Saved entries:
=-=-=

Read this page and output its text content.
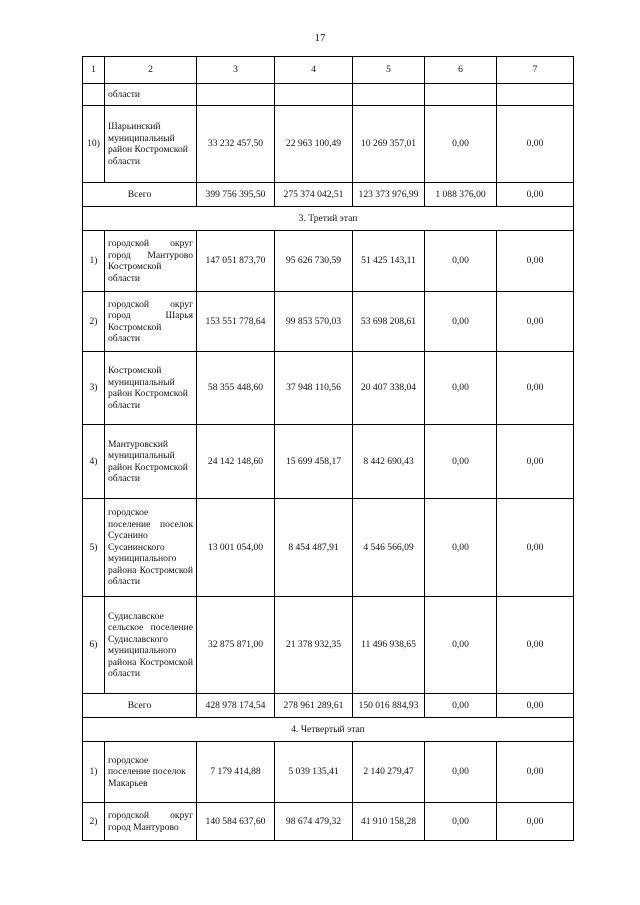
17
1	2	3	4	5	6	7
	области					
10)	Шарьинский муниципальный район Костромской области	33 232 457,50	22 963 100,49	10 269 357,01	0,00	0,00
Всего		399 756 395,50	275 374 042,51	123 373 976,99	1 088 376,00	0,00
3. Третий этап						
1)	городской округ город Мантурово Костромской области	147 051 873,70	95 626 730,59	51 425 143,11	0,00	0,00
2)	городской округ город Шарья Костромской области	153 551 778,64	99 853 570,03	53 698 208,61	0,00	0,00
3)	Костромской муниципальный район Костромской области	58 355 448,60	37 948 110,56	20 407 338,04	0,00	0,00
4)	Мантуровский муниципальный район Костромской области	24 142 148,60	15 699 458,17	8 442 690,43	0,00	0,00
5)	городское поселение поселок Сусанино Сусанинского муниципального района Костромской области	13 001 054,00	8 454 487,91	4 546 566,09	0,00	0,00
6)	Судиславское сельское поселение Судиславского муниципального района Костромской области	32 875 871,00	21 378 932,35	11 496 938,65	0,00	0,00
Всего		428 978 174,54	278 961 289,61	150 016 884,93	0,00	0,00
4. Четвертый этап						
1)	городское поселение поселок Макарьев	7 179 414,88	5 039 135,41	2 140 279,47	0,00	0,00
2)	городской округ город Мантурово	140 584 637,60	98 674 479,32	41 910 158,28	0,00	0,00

=-=-=

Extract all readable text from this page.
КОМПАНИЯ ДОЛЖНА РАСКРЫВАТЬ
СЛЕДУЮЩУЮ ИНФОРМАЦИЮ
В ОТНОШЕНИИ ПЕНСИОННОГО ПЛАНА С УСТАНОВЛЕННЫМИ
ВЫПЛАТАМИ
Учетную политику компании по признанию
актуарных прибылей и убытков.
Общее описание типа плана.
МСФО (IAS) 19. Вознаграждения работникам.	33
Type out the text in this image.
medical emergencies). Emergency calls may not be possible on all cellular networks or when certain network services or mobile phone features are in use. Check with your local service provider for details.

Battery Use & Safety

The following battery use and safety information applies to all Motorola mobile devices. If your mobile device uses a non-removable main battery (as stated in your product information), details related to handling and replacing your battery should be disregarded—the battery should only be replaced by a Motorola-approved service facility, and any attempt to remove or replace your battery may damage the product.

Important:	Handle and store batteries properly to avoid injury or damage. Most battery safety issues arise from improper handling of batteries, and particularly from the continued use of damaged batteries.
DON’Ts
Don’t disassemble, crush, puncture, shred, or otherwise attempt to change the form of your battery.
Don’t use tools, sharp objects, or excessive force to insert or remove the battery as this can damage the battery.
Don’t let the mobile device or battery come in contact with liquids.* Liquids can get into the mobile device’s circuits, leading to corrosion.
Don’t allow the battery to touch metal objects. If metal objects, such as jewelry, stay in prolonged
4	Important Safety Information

=-=-=

The request:
Return each line that includes "objects".

Worked answer:
Don’t use tools, sharp objects, or excessive force to insert or remove the battery as this can damage the battery.
Don’t allow the battery to touch metal objects. If metal objects, such as jewelry, stay in prolonged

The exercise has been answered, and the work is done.